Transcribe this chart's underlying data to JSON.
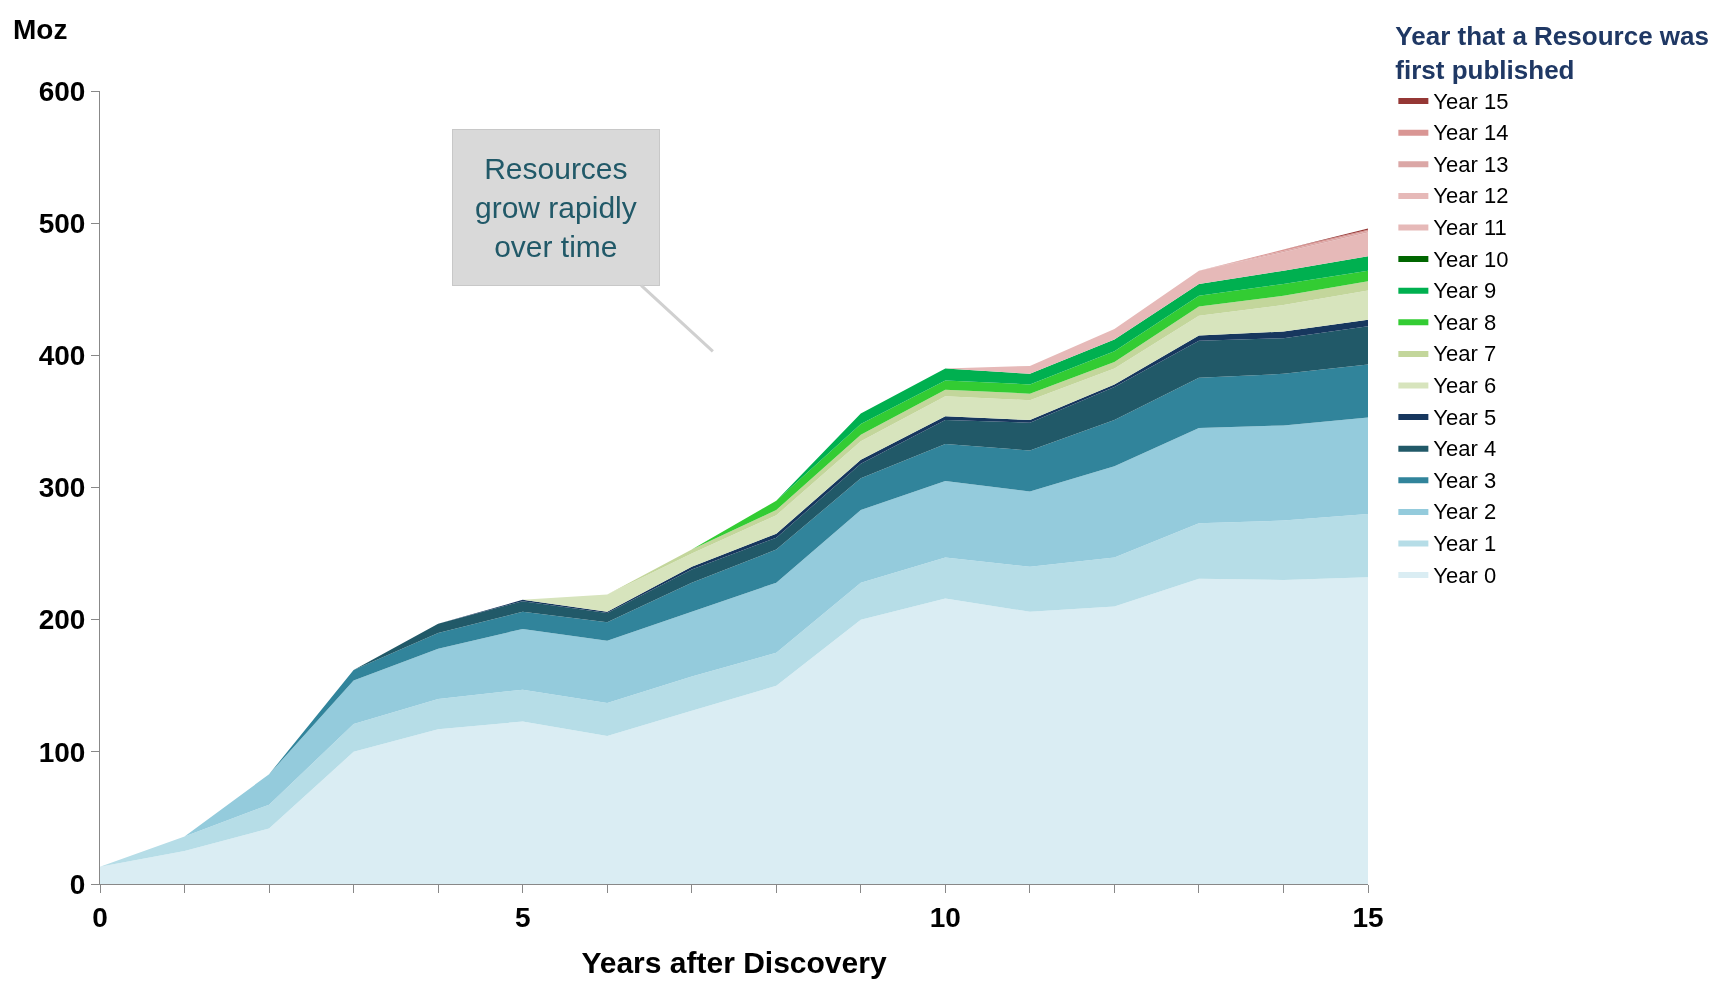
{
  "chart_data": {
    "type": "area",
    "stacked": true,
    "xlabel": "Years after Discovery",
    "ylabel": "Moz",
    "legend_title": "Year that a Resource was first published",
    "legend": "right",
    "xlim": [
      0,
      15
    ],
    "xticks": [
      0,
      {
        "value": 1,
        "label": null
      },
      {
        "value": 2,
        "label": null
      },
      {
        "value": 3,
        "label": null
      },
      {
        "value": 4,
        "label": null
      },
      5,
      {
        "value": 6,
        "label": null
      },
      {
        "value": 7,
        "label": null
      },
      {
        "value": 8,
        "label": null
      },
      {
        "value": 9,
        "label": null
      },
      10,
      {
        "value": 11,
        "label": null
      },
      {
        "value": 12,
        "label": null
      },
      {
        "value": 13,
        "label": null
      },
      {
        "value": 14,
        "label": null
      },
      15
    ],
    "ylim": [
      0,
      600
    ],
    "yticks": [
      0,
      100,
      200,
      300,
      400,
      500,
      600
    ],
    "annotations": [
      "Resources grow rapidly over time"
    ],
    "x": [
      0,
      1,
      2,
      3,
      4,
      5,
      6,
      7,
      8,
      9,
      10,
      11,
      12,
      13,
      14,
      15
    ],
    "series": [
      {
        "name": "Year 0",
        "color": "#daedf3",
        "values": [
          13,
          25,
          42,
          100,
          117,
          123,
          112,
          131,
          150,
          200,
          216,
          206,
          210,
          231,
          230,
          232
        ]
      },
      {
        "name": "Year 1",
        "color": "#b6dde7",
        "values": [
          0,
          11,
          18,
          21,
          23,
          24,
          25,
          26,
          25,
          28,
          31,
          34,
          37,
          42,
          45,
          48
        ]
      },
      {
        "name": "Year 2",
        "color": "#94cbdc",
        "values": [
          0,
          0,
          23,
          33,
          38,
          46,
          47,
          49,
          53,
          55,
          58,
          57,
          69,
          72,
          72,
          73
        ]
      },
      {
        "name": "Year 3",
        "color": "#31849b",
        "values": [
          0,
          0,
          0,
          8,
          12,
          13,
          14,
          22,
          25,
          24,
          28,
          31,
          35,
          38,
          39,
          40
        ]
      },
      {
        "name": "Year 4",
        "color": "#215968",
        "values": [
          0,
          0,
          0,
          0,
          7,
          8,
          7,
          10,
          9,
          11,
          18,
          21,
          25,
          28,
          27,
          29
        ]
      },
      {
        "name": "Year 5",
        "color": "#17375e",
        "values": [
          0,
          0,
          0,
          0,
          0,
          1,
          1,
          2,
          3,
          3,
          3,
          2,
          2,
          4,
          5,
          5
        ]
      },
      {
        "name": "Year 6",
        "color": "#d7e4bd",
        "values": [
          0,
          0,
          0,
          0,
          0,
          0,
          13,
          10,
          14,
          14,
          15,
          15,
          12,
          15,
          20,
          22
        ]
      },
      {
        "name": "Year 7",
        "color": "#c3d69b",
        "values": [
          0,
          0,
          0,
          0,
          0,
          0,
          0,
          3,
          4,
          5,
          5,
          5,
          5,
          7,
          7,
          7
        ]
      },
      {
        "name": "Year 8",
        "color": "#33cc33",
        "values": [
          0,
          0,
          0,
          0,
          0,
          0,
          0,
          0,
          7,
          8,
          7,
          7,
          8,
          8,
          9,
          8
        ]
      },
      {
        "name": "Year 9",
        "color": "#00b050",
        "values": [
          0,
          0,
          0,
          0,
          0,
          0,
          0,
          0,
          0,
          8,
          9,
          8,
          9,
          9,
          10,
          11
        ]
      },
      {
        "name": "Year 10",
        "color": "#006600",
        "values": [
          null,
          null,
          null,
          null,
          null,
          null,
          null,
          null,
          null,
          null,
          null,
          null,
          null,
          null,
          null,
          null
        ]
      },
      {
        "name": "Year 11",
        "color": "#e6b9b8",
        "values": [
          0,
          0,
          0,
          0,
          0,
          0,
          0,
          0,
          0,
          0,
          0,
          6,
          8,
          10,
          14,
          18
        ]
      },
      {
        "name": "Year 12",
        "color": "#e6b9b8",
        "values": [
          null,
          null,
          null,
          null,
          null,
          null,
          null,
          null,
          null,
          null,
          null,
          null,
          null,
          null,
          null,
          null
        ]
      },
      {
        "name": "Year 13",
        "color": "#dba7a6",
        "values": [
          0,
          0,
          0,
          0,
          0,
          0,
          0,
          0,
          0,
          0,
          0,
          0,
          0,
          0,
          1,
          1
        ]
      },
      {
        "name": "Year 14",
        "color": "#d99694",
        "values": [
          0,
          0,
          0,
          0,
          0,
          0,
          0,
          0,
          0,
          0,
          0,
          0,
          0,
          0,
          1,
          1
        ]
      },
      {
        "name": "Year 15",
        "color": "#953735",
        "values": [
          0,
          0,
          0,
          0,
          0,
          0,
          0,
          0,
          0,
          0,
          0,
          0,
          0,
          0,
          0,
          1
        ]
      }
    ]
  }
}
--
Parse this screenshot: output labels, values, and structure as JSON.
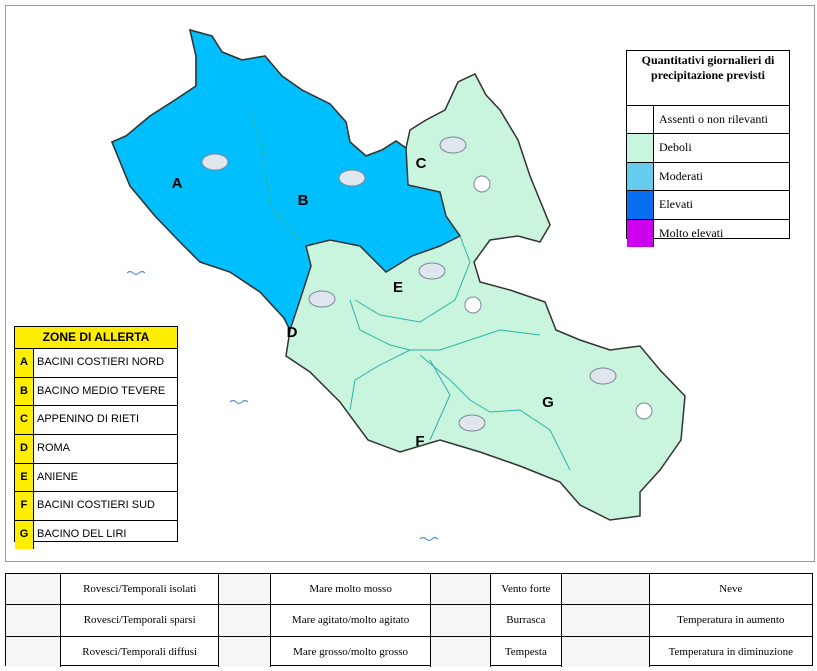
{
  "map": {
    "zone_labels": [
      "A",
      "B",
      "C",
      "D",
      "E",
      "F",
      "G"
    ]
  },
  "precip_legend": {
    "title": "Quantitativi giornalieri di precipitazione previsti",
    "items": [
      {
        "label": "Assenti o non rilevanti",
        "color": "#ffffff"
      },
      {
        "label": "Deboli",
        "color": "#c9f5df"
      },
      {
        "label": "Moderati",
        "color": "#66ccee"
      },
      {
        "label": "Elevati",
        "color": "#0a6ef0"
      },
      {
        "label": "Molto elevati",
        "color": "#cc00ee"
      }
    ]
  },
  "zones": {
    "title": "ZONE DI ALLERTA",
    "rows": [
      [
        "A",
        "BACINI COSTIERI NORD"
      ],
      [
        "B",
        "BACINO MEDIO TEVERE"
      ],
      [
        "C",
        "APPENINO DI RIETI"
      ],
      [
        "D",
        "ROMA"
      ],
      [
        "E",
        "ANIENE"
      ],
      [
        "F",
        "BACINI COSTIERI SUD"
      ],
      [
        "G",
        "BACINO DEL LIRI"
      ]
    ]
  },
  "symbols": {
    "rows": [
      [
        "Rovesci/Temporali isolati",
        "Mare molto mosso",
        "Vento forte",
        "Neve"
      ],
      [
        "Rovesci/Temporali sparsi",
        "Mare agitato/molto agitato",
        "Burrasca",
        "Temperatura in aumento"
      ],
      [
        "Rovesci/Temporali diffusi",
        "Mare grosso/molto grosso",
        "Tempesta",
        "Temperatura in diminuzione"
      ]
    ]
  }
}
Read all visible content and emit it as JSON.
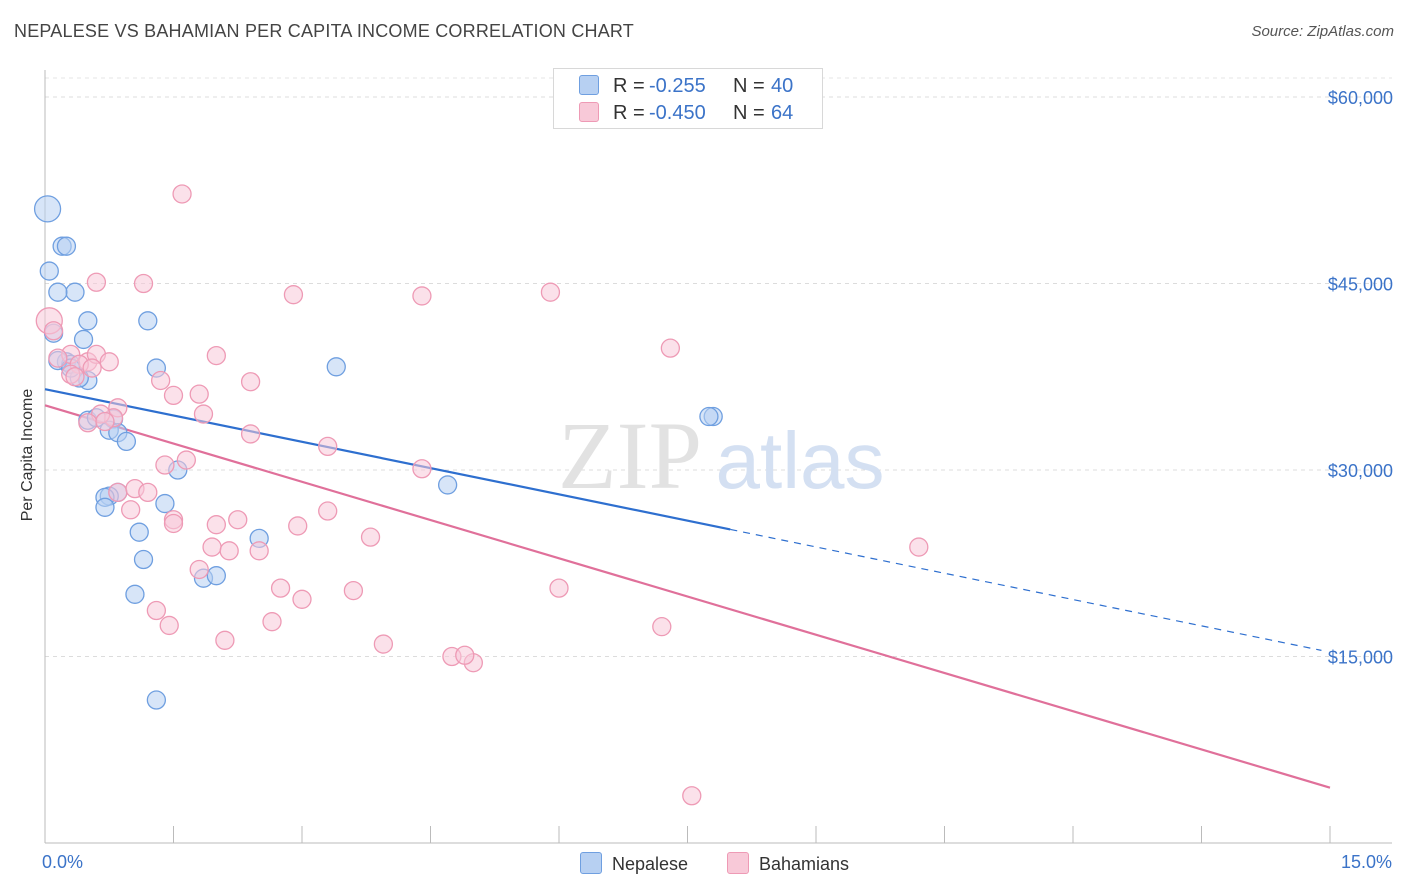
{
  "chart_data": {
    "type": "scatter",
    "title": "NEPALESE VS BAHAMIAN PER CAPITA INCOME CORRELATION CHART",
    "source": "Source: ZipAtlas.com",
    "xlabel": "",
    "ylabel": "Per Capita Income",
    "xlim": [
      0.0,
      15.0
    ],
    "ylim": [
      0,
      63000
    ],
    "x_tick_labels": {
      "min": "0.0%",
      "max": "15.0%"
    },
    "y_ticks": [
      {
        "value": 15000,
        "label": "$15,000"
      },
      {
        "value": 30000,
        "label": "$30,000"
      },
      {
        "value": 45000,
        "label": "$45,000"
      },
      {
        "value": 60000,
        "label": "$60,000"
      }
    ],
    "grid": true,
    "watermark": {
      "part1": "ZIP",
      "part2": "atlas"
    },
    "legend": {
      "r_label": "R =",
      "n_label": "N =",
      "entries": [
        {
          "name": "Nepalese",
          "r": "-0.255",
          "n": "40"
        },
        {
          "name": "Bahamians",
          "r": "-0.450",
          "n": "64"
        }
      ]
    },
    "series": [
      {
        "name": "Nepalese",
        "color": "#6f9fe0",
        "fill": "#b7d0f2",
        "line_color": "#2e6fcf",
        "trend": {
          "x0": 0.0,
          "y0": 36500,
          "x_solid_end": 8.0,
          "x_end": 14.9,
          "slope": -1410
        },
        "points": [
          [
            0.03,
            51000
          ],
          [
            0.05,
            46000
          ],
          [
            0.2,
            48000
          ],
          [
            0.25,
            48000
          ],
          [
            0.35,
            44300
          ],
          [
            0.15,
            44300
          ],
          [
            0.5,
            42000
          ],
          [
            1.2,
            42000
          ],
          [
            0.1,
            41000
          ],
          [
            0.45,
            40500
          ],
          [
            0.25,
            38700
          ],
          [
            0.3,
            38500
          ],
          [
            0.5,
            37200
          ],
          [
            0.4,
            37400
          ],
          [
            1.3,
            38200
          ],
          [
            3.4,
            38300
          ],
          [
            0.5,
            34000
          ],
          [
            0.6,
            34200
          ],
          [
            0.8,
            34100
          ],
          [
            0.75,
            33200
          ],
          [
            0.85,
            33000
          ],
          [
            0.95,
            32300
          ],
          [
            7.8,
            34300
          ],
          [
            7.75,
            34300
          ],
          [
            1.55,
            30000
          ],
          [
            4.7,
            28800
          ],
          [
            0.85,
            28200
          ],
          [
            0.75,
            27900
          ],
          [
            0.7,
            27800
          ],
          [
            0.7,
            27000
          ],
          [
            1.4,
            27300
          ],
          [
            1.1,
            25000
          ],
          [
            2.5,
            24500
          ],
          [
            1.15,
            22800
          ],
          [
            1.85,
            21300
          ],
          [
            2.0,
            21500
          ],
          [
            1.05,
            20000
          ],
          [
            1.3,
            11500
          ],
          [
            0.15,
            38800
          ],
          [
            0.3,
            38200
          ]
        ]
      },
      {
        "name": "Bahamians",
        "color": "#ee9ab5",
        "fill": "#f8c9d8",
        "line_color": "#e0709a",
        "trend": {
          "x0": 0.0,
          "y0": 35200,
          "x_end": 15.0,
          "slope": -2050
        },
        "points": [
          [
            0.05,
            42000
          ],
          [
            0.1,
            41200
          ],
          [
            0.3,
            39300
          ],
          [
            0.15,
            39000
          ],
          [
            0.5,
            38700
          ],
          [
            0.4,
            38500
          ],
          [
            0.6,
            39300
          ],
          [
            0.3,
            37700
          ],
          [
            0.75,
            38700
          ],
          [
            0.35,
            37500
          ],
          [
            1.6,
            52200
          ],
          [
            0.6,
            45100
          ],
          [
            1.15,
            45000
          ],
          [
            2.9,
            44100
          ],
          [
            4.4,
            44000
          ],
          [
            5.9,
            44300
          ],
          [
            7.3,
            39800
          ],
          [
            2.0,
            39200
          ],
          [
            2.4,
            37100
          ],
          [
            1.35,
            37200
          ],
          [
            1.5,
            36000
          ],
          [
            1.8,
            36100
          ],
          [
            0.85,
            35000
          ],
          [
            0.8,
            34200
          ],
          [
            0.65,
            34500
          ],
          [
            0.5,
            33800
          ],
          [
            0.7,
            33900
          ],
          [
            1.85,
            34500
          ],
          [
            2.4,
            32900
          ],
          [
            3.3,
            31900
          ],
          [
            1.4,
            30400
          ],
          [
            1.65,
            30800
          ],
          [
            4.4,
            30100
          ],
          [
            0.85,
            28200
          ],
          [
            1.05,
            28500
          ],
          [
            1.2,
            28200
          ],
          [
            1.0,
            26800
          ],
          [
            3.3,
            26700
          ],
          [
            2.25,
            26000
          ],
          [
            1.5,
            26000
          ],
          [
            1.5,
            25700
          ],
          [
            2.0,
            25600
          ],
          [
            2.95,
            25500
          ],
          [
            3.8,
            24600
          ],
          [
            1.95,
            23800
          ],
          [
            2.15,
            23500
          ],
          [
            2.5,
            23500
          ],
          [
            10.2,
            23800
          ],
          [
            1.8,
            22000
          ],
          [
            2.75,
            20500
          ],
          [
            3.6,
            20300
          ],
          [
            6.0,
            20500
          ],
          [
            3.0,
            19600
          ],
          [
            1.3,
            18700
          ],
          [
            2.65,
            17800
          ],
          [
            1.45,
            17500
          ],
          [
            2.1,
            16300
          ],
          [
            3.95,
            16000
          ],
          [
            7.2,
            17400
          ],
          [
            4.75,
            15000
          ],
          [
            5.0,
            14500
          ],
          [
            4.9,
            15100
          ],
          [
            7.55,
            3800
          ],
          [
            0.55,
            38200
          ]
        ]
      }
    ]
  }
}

__WHAT IS REQUIRED__
Using the records above, gather all lines where the string "Temporali" is present.

__RESPONSE TO THE EXERCISE__
        "Rovesci/Temporali isolati",
        "Rovesci/Temporali sparsi",
        "Rovesci/Temporali diffusi",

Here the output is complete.